▽

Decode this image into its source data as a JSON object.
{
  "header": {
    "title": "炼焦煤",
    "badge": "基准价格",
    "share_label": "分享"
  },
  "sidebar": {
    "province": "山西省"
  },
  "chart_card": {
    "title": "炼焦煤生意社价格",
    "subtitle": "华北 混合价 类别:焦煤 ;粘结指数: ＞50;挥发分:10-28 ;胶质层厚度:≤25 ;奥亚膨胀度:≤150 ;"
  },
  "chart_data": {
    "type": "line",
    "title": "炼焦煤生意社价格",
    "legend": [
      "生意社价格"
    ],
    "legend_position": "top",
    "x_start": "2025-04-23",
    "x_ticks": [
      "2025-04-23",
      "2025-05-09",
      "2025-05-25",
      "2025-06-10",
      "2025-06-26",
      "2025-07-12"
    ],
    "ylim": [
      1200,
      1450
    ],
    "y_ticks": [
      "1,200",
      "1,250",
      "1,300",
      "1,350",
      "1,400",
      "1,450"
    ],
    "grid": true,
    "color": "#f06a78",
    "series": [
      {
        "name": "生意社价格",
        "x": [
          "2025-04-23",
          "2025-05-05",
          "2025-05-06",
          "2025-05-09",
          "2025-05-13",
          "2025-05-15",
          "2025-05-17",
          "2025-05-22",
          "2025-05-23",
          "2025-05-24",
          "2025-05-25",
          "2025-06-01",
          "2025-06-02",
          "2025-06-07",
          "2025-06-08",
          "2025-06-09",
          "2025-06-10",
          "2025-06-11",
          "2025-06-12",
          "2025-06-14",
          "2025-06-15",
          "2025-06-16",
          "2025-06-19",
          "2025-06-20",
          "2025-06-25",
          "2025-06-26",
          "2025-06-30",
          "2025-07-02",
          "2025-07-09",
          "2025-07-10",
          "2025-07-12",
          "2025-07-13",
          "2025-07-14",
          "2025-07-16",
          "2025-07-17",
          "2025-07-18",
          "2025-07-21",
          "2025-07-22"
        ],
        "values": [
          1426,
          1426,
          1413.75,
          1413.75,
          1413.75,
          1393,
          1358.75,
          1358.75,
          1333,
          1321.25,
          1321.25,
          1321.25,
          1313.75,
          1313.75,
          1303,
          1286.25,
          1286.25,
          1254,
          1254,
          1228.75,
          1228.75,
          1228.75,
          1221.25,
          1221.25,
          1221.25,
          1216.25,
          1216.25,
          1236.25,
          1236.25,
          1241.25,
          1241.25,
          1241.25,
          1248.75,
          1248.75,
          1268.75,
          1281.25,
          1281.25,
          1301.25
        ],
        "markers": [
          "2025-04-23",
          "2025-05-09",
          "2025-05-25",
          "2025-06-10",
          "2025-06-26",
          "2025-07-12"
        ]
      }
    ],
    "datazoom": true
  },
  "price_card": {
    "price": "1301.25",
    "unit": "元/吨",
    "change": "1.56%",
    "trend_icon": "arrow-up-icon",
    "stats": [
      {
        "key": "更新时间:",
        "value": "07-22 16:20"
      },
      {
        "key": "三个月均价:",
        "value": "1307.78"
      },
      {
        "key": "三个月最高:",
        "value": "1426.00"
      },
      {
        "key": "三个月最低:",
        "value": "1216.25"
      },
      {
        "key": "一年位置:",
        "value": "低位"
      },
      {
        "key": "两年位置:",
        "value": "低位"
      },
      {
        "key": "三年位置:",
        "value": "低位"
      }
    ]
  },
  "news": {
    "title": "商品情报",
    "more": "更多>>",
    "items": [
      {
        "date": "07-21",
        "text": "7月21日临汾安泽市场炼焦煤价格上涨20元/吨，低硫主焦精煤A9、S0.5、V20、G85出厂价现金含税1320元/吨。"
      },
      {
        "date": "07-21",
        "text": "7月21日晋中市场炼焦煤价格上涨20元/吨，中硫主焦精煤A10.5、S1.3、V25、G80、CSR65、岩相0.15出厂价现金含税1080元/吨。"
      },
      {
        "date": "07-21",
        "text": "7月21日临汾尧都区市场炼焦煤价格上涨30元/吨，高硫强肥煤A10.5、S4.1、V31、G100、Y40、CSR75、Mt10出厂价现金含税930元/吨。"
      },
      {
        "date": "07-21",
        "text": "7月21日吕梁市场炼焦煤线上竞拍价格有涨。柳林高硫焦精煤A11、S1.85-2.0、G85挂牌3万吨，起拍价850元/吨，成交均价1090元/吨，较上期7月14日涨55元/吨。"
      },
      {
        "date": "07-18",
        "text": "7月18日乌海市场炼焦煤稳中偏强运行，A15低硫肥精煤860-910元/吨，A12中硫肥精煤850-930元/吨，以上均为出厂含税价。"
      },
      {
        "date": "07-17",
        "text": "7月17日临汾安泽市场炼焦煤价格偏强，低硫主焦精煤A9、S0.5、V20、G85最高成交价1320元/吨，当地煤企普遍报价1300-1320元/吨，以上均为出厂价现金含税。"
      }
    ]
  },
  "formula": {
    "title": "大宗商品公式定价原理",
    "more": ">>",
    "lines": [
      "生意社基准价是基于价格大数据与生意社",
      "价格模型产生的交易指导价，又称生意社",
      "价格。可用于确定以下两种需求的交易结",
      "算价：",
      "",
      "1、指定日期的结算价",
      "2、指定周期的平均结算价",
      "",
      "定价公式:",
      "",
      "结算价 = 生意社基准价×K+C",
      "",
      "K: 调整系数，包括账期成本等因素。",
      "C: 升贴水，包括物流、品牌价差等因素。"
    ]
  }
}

△

EXERCISE DESCRIPTION: All of the entries above need to be reproduced exactly.

COMPLETE ANSWER:
Decode this image into its source data as a JSON object.
{
  "header": {
    "title": "炼焦煤",
    "badge": "基准价格",
    "share_label": "分享"
  },
  "sidebar": {
    "province": "山西省"
  },
  "chart_card": {
    "title": "炼焦煤生意社价格",
    "subtitle": "华北 混合价 类别:焦煤 ;粘结指数: ＞50;挥发分:10-28 ;胶质层厚度:≤25 ;奥亚膨胀度:≤150 ;"
  },
  "chart_data": {
    "type": "line",
    "title": "炼焦煤生意社价格",
    "legend": [
      "生意社价格"
    ],
    "legend_position": "top",
    "x_start": "2025-04-23",
    "x_ticks": [
      "2025-04-23",
      "2025-05-09",
      "2025-05-25",
      "2025-06-10",
      "2025-06-26",
      "2025-07-12"
    ],
    "ylim": [
      1200,
      1450
    ],
    "y_ticks": [
      "1,200",
      "1,250",
      "1,300",
      "1,350",
      "1,400",
      "1,450"
    ],
    "grid": true,
    "color": "#f06a78",
    "series": [
      {
        "name": "生意社价格",
        "x": [
          "2025-04-23",
          "2025-05-05",
          "2025-05-06",
          "2025-05-09",
          "2025-05-13",
          "2025-05-15",
          "2025-05-17",
          "2025-05-22",
          "2025-05-23",
          "2025-05-24",
          "2025-05-25",
          "2025-06-01",
          "2025-06-02",
          "2025-06-07",
          "2025-06-08",
          "2025-06-09",
          "2025-06-10",
          "2025-06-11",
          "2025-06-12",
          "2025-06-14",
          "2025-06-15",
          "2025-06-16",
          "2025-06-19",
          "2025-06-20",
          "2025-06-25",
          "2025-06-26",
          "2025-06-30",
          "2025-07-02",
          "2025-07-09",
          "2025-07-10",
          "2025-07-12",
          "2025-07-13",
          "2025-07-14",
          "2025-07-16",
          "2025-07-17",
          "2025-07-18",
          "2025-07-21",
          "2025-07-22"
        ],
        "values": [
          1426,
          1426,
          1413.75,
          1413.75,
          1413.75,
          1393,
          1358.75,
          1358.75,
          1333,
          1321.25,
          1321.25,
          1321.25,
          1313.75,
          1313.75,
          1303,
          1286.25,
          1286.25,
          1254,
          1254,
          1228.75,
          1228.75,
          1228.75,
          1221.25,
          1221.25,
          1221.25,
          1216.25,
          1216.25,
          1236.25,
          1236.25,
          1241.25,
          1241.25,
          1241.25,
          1248.75,
          1248.75,
          1268.75,
          1281.25,
          1281.25,
          1301.25
        ],
        "markers": [
          "2025-04-23",
          "2025-05-09",
          "2025-05-25",
          "2025-06-10",
          "2025-06-26",
          "2025-07-12"
        ]
      }
    ],
    "datazoom": true
  },
  "price_card": {
    "price": "1301.25",
    "unit": "元/吨",
    "change": "1.56%",
    "trend_icon": "arrow-up-icon",
    "stats": [
      {
        "key": "更新时间:",
        "value": "07-22 16:20"
      },
      {
        "key": "三个月均价:",
        "value": "1307.78"
      },
      {
        "key": "三个月最高:",
        "value": "1426.00"
      },
      {
        "key": "三个月最低:",
        "value": "1216.25"
      },
      {
        "key": "一年位置:",
        "value": "低位"
      },
      {
        "key": "两年位置:",
        "value": "低位"
      },
      {
        "key": "三年位置:",
        "value": "低位"
      }
    ]
  },
  "news": {
    "title": "商品情报",
    "more": "更多>>",
    "items": [
      {
        "date": "07-21",
        "text": "7月21日临汾安泽市场炼焦煤价格上涨20元/吨，低硫主焦精煤A9、S0.5、V20、G85出厂价现金含税1320元/吨。"
      },
      {
        "date": "07-21",
        "text": "7月21日晋中市场炼焦煤价格上涨20元/吨，中硫主焦精煤A10.5、S1.3、V25、G80、CSR65、岩相0.15出厂价现金含税1080元/吨。"
      },
      {
        "date": "07-21",
        "text": "7月21日临汾尧都区市场炼焦煤价格上涨30元/吨，高硫强肥煤A10.5、S4.1、V31、G100、Y40、CSR75、Mt10出厂价现金含税930元/吨。"
      },
      {
        "date": "07-21",
        "text": "7月21日吕梁市场炼焦煤线上竞拍价格有涨。柳林高硫焦精煤A11、S1.85-2.0、G85挂牌3万吨，起拍价850元/吨，成交均价1090元/吨，较上期7月14日涨55元/吨。"
      },
      {
        "date": "07-18",
        "text": "7月18日乌海市场炼焦煤稳中偏强运行，A15低硫肥精煤860-910元/吨，A12中硫肥精煤850-930元/吨，以上均为出厂含税价。"
      },
      {
        "date": "07-17",
        "text": "7月17日临汾安泽市场炼焦煤价格偏强，低硫主焦精煤A9、S0.5、V20、G85最高成交价1320元/吨，当地煤企普遍报价1300-1320元/吨，以上均为出厂价现金含税。"
      }
    ]
  },
  "formula": {
    "title": "大宗商品公式定价原理",
    "more": ">>",
    "lines": [
      "生意社基准价是基于价格大数据与生意社",
      "价格模型产生的交易指导价，又称生意社",
      "价格。可用于确定以下两种需求的交易结",
      "算价：",
      "",
      "1、指定日期的结算价",
      "2、指定周期的平均结算价",
      "",
      "定价公式:",
      "",
      "结算价 = 生意社基准价×K+C",
      "",
      "K: 调整系数，包括账期成本等因素。",
      "C: 升贴水，包括物流、品牌价差等因素。"
    ]
  }
}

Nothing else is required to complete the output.